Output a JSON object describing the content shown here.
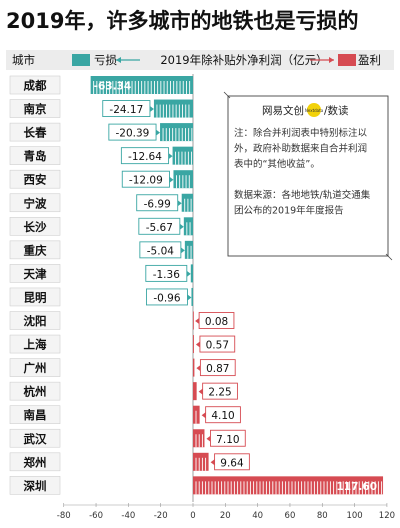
{
  "title": "2019年，许多城市的地铁也是亏损的",
  "header": {
    "city_label": "城市",
    "loss_label": "亏损",
    "metric_label": "2019年除补贴外净利润（亿元）",
    "profit_label": "盈利"
  },
  "note": {
    "brand_left": "网易文创",
    "brand_badge": "Nextdata",
    "brand_right": "数读",
    "lines": [
      "注：除合并利润表中特别标注以",
      "外，政府补助数据来自合并利润",
      "表中的“其他收益”。",
      "",
      "数据来源：各地地铁/轨道交通集",
      "团公布的2019年年度报告"
    ]
  },
  "colors": {
    "loss": "#3aa6a3",
    "profit": "#d64b52",
    "header_bg": "#ececec",
    "label_box": "#f4f4f4"
  },
  "chart_data": {
    "type": "bar",
    "orientation": "horizontal",
    "categories": [
      "成都",
      "南京",
      "长春",
      "青岛",
      "西安",
      "宁波",
      "长沙",
      "重庆",
      "天津",
      "昆明",
      "沈阳",
      "上海",
      "广州",
      "杭州",
      "南昌",
      "武汉",
      "郑州",
      "深圳"
    ],
    "values": [
      -63.34,
      -24.17,
      -20.39,
      -12.64,
      -12.09,
      -6.99,
      -5.67,
      -5.04,
      -1.36,
      -0.96,
      0.08,
      0.57,
      0.87,
      2.25,
      4.1,
      7.1,
      9.64,
      117.6
    ],
    "value_labels": [
      "-63.34",
      "-24.17",
      "-20.39",
      "-12.64",
      "-12.09",
      "-6.99",
      "-5.67",
      "-5.04",
      "-1.36",
      "-0.96",
      "0.08",
      "0.57",
      "0.87",
      "2.25",
      "4.10",
      "7.10",
      "9.64",
      "117.60"
    ],
    "xlim": [
      -80,
      120
    ],
    "xticks": [
      -80,
      -60,
      -40,
      -20,
      0,
      20,
      40,
      60,
      80,
      100,
      120
    ],
    "xlabel": "",
    "ylabel": ""
  }
}
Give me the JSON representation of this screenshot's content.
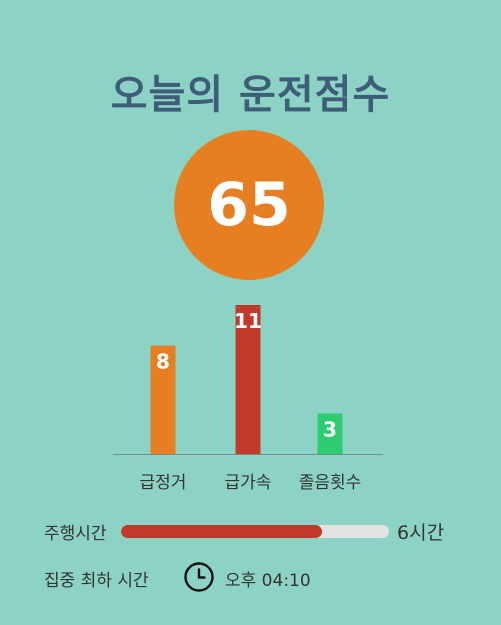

______

**THE REQUEST:** Leave out the pictures and restate everything else word for word.

**FULL RESPONSE:**
Output a JSON object describing the content shown here.
{
  "title": "2019年，许多城市的地铁也是亏损的",
  "header": {
    "city_label": "城市",
    "loss_label": "亏损",
    "metric_label": "2019年除补贴外净利润（亿元）",
    "profit_label": "盈利"
  },
  "note": {
    "brand_left": "网易文创",
    "brand_badge": "Nextdata",
    "brand_right": "数读",
    "lines": [
      "注：除合并利润表中特别标注以",
      "外，政府补助数据来自合并利润",
      "表中的“其他收益”。",
      "",
      "数据来源：各地地铁/轨道交通集",
      "团公布的2019年年度报告"
    ]
  },
  "colors": {
    "loss": "#3aa6a3",
    "profit": "#d64b52",
    "header_bg": "#ececec",
    "label_box": "#f4f4f4"
  },
  "chart_data": {
    "type": "bar",
    "orientation": "horizontal",
    "categories": [
      "成都",
      "南京",
      "长春",
      "青岛",
      "西安",
      "宁波",
      "长沙",
      "重庆",
      "天津",
      "昆明",
      "沈阳",
      "上海",
      "广州",
      "杭州",
      "南昌",
      "武汉",
      "郑州",
      "深圳"
    ],
    "values": [
      -63.34,
      -24.17,
      -20.39,
      -12.64,
      -12.09,
      -6.99,
      -5.67,
      -5.04,
      -1.36,
      -0.96,
      0.08,
      0.57,
      0.87,
      2.25,
      4.1,
      7.1,
      9.64,
      117.6
    ],
    "value_labels": [
      "-63.34",
      "-24.17",
      "-20.39",
      "-12.64",
      "-12.09",
      "-6.99",
      "-5.67",
      "-5.04",
      "-1.36",
      "-0.96",
      "0.08",
      "0.57",
      "0.87",
      "2.25",
      "4.10",
      "7.10",
      "9.64",
      "117.60"
    ],
    "xlim": [
      -80,
      120
    ],
    "xticks": [
      -80,
      -60,
      -40,
      -20,
      0,
      20,
      40,
      60,
      80,
      100,
      120
    ],
    "xlabel": "",
    "ylabel": ""
  }
}
Give me the JSON representation of this screenshot's content.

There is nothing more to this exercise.